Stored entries
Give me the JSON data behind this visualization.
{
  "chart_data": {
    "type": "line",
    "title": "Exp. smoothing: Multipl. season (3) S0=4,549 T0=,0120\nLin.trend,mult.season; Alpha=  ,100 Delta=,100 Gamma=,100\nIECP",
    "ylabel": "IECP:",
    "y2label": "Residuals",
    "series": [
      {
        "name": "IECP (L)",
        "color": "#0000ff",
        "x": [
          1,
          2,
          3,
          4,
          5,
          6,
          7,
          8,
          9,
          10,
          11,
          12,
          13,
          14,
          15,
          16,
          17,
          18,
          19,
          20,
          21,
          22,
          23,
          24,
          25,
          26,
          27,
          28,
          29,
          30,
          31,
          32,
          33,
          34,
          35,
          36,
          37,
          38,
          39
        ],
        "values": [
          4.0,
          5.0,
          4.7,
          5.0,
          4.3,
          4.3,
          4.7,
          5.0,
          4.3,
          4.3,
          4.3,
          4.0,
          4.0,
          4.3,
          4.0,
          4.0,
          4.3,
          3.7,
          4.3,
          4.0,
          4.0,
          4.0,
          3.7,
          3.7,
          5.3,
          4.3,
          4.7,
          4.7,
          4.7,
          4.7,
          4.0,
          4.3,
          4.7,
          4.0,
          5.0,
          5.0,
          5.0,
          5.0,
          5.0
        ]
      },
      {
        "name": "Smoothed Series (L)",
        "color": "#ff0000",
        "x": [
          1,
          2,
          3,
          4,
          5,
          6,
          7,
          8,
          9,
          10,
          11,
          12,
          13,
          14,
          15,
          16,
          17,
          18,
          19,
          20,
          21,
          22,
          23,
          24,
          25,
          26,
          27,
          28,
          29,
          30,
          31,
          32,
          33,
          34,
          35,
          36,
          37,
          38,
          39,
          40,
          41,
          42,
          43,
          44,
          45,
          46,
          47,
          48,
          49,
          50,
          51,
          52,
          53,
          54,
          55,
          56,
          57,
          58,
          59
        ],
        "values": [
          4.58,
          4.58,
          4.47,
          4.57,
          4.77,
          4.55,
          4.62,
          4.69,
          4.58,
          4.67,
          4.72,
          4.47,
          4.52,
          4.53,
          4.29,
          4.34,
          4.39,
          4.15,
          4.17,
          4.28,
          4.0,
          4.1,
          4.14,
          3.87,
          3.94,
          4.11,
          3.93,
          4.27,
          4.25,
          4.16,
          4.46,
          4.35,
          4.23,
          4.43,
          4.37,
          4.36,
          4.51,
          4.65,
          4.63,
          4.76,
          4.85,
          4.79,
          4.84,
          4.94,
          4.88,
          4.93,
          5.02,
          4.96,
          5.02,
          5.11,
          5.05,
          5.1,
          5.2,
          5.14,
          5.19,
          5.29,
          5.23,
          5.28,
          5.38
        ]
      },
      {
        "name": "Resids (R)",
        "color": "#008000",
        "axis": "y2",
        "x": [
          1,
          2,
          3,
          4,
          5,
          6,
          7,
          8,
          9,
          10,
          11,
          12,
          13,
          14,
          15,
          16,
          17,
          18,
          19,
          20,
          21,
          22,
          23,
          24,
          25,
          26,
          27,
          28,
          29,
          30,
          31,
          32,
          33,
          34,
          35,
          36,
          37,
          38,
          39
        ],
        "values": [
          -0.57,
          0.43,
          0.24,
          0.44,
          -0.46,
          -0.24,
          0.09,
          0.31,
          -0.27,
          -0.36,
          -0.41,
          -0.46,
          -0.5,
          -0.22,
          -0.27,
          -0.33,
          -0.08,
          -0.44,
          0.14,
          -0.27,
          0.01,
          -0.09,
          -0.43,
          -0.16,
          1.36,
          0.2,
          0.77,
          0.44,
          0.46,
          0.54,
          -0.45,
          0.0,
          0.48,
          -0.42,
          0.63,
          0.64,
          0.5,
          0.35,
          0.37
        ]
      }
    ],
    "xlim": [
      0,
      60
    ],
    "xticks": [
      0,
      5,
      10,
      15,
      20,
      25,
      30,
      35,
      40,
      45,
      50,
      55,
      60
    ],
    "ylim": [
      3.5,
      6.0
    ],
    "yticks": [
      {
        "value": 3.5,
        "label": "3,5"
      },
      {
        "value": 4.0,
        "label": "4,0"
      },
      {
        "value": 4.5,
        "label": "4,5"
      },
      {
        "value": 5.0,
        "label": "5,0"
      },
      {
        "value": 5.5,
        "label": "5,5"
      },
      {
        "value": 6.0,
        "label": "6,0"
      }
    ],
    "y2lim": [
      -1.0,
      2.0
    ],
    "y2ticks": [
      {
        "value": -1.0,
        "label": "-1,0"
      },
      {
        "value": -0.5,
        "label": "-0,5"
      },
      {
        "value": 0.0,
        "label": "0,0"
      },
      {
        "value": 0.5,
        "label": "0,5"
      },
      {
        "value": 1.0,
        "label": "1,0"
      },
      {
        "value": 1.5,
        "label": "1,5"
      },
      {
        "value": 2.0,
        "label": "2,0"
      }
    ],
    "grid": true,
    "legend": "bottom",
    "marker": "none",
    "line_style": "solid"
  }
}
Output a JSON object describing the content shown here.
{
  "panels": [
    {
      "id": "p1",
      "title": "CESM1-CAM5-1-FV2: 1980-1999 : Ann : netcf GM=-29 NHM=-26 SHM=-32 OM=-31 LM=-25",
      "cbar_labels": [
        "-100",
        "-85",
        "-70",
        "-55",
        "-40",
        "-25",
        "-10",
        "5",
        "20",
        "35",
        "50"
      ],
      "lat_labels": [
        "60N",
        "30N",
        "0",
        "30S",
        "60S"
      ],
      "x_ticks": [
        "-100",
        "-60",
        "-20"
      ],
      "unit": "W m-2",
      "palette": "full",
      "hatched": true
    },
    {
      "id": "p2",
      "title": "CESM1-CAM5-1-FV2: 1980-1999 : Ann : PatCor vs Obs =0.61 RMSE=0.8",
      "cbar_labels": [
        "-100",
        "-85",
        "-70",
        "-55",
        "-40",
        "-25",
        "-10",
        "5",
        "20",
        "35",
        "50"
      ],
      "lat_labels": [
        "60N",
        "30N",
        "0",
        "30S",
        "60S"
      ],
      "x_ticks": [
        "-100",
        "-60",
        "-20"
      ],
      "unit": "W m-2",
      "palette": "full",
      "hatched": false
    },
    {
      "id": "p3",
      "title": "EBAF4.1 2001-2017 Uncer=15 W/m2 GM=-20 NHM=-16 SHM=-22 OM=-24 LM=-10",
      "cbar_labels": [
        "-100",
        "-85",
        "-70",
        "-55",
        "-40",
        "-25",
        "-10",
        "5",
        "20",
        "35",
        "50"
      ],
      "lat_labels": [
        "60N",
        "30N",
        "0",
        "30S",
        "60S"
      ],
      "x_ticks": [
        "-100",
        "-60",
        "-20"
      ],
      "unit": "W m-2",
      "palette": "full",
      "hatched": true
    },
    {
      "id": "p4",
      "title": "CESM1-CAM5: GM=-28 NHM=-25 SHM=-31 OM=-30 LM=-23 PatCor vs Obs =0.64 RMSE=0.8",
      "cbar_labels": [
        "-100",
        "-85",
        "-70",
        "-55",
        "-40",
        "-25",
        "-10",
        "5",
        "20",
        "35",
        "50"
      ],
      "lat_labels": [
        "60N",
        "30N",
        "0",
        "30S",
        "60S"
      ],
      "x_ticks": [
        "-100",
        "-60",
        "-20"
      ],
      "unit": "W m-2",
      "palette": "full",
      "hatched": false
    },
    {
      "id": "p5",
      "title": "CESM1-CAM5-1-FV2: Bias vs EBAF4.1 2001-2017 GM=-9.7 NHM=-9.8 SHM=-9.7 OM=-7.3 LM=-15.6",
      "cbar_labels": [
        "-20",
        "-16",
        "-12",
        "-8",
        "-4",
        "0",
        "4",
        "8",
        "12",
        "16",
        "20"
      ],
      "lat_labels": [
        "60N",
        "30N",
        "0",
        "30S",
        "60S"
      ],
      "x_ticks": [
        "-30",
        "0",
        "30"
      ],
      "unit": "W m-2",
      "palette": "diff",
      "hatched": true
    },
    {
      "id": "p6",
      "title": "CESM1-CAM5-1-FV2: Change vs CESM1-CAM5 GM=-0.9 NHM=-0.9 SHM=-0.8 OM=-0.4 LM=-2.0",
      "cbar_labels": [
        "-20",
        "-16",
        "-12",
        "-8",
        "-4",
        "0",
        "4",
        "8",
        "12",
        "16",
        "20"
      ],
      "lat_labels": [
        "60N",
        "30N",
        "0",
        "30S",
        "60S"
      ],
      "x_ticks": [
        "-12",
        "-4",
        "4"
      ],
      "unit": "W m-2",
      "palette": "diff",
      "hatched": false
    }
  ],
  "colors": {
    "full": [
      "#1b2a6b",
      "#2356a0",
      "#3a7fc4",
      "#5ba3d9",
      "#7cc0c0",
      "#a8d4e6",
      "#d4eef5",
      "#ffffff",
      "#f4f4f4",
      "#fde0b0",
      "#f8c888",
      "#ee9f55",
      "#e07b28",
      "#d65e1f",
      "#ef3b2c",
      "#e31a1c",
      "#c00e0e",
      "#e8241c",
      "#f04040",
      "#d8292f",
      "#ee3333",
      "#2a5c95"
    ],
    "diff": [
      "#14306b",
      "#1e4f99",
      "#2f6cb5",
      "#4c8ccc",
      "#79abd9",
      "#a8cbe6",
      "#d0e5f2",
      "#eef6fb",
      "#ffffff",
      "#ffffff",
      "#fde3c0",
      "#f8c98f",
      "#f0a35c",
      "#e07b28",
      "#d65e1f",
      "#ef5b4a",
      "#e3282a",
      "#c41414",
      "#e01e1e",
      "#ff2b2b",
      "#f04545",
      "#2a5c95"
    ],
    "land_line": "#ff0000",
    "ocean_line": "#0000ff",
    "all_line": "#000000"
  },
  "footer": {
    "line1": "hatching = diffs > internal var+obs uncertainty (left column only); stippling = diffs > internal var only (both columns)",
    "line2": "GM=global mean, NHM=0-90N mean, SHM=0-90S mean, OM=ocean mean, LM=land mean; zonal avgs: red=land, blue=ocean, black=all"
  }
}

WHAT TO WORK ON:
Track down every line of the material containing the string "title", and copy it.

RESPONSE:
    "title": "Exp. smoothing: Multipl. season (3) S0=4,549 T0=,0120\nLin.trend,mult.season; Alpha=  ,100 Delta=,100 Gamma=,100\nIECP",
      "title": "CESM1-CAM5-1-FV2: 1980-1999 : Ann : netcf GM=-29 NHM=-26 SHM=-32 OM=-31 LM=-25",
      "title": "CESM1-CAM5-1-FV2: 1980-1999 : Ann : PatCor vs Obs =0.61 RMSE=0.8",
      "title": "EBAF4.1 2001-2017 Uncer=15 W/m2 GM=-20 NHM=-16 SHM=-22 OM=-24 LM=-10",
      "title": "CESM1-CAM5: GM=-28 NHM=-25 SHM=-31 OM=-30 LM=-23 PatCor vs Obs =0.64 RMSE=0.8",
      "title": "CESM1-CAM5-1-FV2: Bias vs EBAF4.1 2001-2017 GM=-9.7 NHM=-9.8 SHM=-9.7 OM=-7.3 LM=-15.6",
      "title": "CESM1-CAM5-1-FV2: Change vs CESM1-CAM5 GM=-0.9 NHM=-0.9 SHM=-0.8 OM=-0.4 LM=-2.0",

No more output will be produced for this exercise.